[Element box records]
_____
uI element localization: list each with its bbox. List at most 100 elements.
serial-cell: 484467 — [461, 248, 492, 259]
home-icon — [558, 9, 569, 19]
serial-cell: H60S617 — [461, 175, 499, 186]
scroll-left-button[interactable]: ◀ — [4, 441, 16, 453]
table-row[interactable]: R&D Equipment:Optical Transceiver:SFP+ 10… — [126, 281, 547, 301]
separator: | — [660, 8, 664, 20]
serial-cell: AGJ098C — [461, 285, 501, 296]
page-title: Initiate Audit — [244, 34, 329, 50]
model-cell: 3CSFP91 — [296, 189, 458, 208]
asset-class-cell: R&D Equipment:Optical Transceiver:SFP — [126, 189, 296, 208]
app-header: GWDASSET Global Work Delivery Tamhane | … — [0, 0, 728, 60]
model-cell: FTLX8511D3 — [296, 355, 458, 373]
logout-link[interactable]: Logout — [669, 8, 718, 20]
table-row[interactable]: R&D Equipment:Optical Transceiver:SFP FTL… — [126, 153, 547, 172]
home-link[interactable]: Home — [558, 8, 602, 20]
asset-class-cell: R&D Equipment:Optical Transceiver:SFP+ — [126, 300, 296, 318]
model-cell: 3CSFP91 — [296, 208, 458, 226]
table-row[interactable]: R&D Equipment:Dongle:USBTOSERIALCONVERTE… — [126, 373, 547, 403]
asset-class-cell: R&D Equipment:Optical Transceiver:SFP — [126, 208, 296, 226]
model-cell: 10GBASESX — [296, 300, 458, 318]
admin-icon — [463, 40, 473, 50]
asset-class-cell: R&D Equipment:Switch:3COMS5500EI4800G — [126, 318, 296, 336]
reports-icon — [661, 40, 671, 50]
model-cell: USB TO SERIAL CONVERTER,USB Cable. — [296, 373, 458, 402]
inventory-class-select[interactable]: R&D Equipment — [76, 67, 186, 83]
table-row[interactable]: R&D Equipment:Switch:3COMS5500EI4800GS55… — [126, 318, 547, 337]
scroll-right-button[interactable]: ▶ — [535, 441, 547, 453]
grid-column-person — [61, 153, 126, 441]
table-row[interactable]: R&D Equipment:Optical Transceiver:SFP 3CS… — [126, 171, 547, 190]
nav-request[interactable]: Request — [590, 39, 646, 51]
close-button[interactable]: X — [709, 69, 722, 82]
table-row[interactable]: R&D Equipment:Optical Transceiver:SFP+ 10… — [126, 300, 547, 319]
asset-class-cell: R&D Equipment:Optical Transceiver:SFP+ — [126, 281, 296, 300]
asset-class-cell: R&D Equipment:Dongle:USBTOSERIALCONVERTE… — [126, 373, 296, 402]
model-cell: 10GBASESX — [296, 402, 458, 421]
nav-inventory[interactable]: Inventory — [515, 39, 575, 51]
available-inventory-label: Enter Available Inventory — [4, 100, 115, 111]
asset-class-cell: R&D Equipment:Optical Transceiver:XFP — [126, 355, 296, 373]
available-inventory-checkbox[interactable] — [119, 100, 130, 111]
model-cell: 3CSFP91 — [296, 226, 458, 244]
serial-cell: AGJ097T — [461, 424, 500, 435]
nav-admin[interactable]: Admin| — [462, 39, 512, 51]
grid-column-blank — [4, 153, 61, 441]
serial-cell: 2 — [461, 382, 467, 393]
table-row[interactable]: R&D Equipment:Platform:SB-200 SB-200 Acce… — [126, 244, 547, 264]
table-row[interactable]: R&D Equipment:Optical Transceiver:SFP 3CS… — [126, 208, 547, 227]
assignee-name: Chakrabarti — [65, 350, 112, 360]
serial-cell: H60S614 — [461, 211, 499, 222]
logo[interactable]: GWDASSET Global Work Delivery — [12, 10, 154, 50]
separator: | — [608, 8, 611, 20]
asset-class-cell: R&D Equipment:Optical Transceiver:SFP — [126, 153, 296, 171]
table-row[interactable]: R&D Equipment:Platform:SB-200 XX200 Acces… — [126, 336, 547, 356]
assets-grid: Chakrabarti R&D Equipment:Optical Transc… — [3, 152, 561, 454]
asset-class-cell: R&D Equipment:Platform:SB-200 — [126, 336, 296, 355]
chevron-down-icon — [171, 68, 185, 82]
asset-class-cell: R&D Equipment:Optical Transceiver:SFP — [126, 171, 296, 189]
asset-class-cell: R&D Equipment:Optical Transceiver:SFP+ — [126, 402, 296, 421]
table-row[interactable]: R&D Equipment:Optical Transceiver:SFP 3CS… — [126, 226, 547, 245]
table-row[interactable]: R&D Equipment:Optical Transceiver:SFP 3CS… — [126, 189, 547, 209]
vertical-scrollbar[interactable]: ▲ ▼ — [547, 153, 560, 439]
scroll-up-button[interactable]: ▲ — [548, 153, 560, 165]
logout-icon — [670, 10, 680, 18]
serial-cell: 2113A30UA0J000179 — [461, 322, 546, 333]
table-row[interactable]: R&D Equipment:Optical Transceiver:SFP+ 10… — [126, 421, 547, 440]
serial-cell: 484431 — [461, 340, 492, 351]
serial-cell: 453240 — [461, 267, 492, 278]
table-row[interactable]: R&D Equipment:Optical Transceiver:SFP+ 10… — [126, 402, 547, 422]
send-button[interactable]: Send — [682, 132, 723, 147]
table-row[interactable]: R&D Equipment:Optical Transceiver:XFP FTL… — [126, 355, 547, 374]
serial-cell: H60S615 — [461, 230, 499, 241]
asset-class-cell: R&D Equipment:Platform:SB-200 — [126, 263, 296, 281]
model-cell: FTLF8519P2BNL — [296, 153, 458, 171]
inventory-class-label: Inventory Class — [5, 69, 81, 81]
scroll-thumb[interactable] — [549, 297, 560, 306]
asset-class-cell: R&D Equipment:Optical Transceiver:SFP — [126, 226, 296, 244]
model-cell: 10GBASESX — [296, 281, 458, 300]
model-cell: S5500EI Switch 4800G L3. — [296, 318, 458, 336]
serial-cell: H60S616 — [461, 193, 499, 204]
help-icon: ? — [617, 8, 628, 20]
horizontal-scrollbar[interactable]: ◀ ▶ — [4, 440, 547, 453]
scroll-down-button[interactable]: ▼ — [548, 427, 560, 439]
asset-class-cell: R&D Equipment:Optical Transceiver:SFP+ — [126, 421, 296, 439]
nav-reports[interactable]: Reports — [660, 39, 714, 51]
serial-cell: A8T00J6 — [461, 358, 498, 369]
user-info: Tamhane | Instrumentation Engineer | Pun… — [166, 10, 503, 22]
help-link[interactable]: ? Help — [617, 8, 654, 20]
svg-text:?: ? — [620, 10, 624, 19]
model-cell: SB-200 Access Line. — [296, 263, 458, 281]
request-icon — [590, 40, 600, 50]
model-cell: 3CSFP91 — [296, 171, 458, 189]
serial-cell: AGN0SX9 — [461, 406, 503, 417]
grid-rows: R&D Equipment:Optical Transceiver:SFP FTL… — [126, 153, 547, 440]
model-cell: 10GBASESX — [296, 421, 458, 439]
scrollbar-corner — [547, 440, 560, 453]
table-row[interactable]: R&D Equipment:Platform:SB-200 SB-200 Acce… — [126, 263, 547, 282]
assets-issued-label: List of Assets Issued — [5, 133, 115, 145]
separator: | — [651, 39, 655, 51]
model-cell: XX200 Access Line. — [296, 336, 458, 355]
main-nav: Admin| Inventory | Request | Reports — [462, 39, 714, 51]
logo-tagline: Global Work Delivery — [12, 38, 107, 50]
_____
Short task: Put all of the entries above into a numbered list, omitting any blank lines.

Reply:
1. uI element localization: list each with its bbox. List at most 100 elements.
2. serial-cell: 484467 — [461, 248, 492, 259]
3. home-icon — [558, 9, 569, 19]
4. serial-cell: H60S617 — [461, 175, 499, 186]
5. scroll-left-button[interactable]: ◀ — [4, 441, 16, 453]
6. table-row[interactable]: R&D Equipment:Optical Transceiver:SFP+ 10… — [126, 281, 547, 301]
7. separator: | — [660, 8, 664, 20]
8. serial-cell: AGJ098C — [461, 285, 501, 296]
9. page-title: Initiate Audit — [244, 34, 329, 50]
10. model-cell: 3CSFP91 — [296, 189, 458, 208]
11. asset-class-cell: R&D Equipment:Optical Transceiver:SFP — [126, 189, 296, 208]
12. app-header: GWDASSET Global Work Delivery Tamhane | … — [0, 0, 728, 60]
13. model-cell: FTLX8511D3 — [296, 355, 458, 373]
14. logout-link[interactable]: Logout — [669, 8, 718, 20]
15. table-row[interactable]: R&D Equipment:Optical Transceiver:SFP FTL… — [126, 153, 547, 172]
16. home-link[interactable]: Home — [558, 8, 602, 20]
17. asset-class-cell: R&D Equipment:Optical Transceiver:SFP+ — [126, 300, 296, 318]
18. model-cell: 3CSFP91 — [296, 208, 458, 226]
19. table-row[interactable]: R&D Equipment:Dongle:USBTOSERIALCONVERTE… — [126, 373, 547, 403]
20. asset-class-cell: R&D Equipment:Optical Transceiver:SFP — [126, 208, 296, 226]
21. model-cell: 10GBASESX — [296, 300, 458, 318]
22. admin-icon — [463, 40, 473, 50]
23. asset-class-cell: R&D Equipment:Switch:3COMS5500EI4800G — [126, 318, 296, 336]
24. reports-icon — [661, 40, 671, 50]
25. model-cell: USB TO SERIAL CONVERTER,USB Cable. — [296, 373, 458, 402]
26. inventory-class-select[interactable]: R&D Equipment — [76, 67, 186, 83]
27. table-row[interactable]: R&D Equipment:Switch:3COMS5500EI4800GS55… — [126, 318, 547, 337]
28. scroll-right-button[interactable]: ▶ — [535, 441, 547, 453]
29. grid-column-person — [61, 153, 126, 441]
30. table-row[interactable]: R&D Equipment:Optical Transceiver:SFP 3CS… — [126, 171, 547, 190]
31. nav-request[interactable]: Request — [590, 39, 646, 51]
32. close-button[interactable]: X — [709, 69, 722, 82]
33. table-row[interactable]: R&D Equipment:Optical Transceiver:SFP+ 10… — [126, 300, 547, 319]
34. asset-class-cell: R&D Equipment:Optical Transceiver:SFP+ — [126, 281, 296, 300]
35. asset-class-cell: R&D Equipment:Dongle:USBTOSERIALCONVERTE… — [126, 373, 296, 402]
36. model-cell: 10GBASESX — [296, 402, 458, 421]
37. nav-inventory[interactable]: Inventory — [515, 39, 575, 51]
38. available-inventory-label: Enter Available Inventory — [4, 100, 115, 111]
39. asset-class-cell: R&D Equipment:Optical Transceiver:XFP — [126, 355, 296, 373]
40. available-inventory-checkbox[interactable] — [119, 100, 130, 111]
41. model-cell: 3CSFP91 — [296, 226, 458, 244]
42. serial-cell: AGJ097T — [461, 424, 500, 435]
43. nav-admin[interactable]: Admin| — [462, 39, 512, 51]
44. grid-column-blank — [4, 153, 61, 441]
45. serial-cell: 2 — [461, 382, 467, 393]
46. table-row[interactable]: R&D Equipment:Platform:SB-200 SB-200 Acce… — [126, 244, 547, 264]
47. table-row[interactable]: R&D Equipment:Optical Transceiver:SFP 3CS… — [126, 208, 547, 227]
48. assignee-name: Chakrabarti — [65, 350, 112, 360]
49. serial-cell: H60S614 — [461, 211, 499, 222]
50. logo[interactable]: GWDASSET Global Work Delivery — [12, 10, 154, 50]
51. separator: | — [608, 8, 611, 20]
52. asset-class-cell: R&D Equipment:Optical Transceiver:SFP — [126, 153, 296, 171]
53. table-row[interactable]: R&D Equipment:Platform:SB-200 XX200 Acces… — [126, 336, 547, 356]
54. assets-grid: Chakrabarti R&D Equipment:Optical Transc… — [3, 152, 561, 454]
55. asset-class-cell: R&D Equipment:Platform:SB-200 — [126, 336, 296, 355]
56. chevron-down-icon — [171, 68, 185, 82]
57. asset-class-cell: R&D Equipment:Optical Transceiver:SFP — [126, 171, 296, 189]
58. asset-class-cell: R&D Equipment:Optical Transceiver:SFP+ — [126, 402, 296, 421]
59. table-row[interactable]: R&D Equipment:Optical Transceiver:SFP 3CS… — [126, 226, 547, 245]
60. table-row[interactable]: R&D Equipment:Optical Transceiver:SFP 3CS… — [126, 189, 547, 209]
61. vertical-scrollbar[interactable]: ▲ ▼ — [547, 153, 560, 439]
62. scroll-up-button[interactable]: ▲ — [548, 153, 560, 165]
63. logout-icon — [670, 10, 680, 18]
64. serial-cell: 2113A30UA0J000179 — [461, 322, 546, 333]
65. table-row[interactable]: R&D Equipment:Optical Transceiver:SFP+ 10… — [126, 421, 547, 440]
66. serial-cell: 484431 — [461, 340, 492, 351]
67. serial-cell: 453240 — [461, 267, 492, 278]
68. table-row[interactable]: R&D Equipment:Optical Transceiver:SFP+ 10… — [126, 402, 547, 422]
69. send-button[interactable]: Send — [682, 132, 723, 147]
70. table-row[interactable]: R&D Equipment:Optical Transceiver:XFP FTL… — [126, 355, 547, 374]
71. serial-cell: H60S615 — [461, 230, 499, 241]
72. asset-class-cell: R&D Equipment:Platform:SB-200 — [126, 263, 296, 281]
73. model-cell: FTLF8519P2BNL — [296, 153, 458, 171]
74. inventory-class-label: Inventory Class — [5, 69, 81, 81]
75. scroll-thumb[interactable] — [549, 297, 560, 306]
76. asset-class-cell: R&D Equipment:Optical Transceiver:SFP — [126, 226, 296, 244]
77. model-cell: 10GBASESX — [296, 281, 458, 300]
78. model-cell: S5500EI Switch 4800G L3. — [296, 318, 458, 336]
79. serial-cell: H60S616 — [461, 193, 499, 204]
80. help-icon: ? — [617, 8, 628, 20]
81. horizontal-scrollbar[interactable]: ◀ ▶ — [4, 440, 547, 453]
82. scroll-down-button[interactable]: ▼ — [548, 427, 560, 439]
83. asset-class-cell: R&D Equipment:Optical Transceiver:SFP+ — [126, 421, 296, 439]
84. nav-reports[interactable]: Reports — [660, 39, 714, 51]
85. serial-cell: A8T00J6 — [461, 358, 498, 369]
86. user-info: Tamhane | Instrumentation Engineer | Pun… — [166, 10, 503, 22]
87. help-link[interactable]: ? Help — [617, 8, 654, 20]
88. svg-text:?: ? — [620, 10, 624, 19]
89. model-cell: SB-200 Access Line. — [296, 263, 458, 281]
90. request-icon — [590, 40, 600, 50]
91. model-cell: 3CSFP91 — [296, 171, 458, 189]
92. serial-cell: AGN0SX9 — [461, 406, 503, 417]
93. grid-rows: R&D Equipment:Optical Transceiver:SFP FTL… — [126, 153, 547, 440]
94. model-cell: 10GBASESX — [296, 421, 458, 439]
95. scrollbar-corner — [547, 440, 560, 453]
96. table-row[interactable]: R&D Equipment:Platform:SB-200 SB-200 Acce… — [126, 263, 547, 282]
97. assets-issued-label: List of Assets Issued — [5, 133, 115, 145]
98. separator: | — [651, 39, 655, 51]
99. model-cell: XX200 Access Line. — [296, 336, 458, 355]
100. main-nav: Admin| Inventory | Request | Reports — [462, 39, 714, 51]
101. logo-tagline: Global Work Delivery — [12, 38, 107, 50]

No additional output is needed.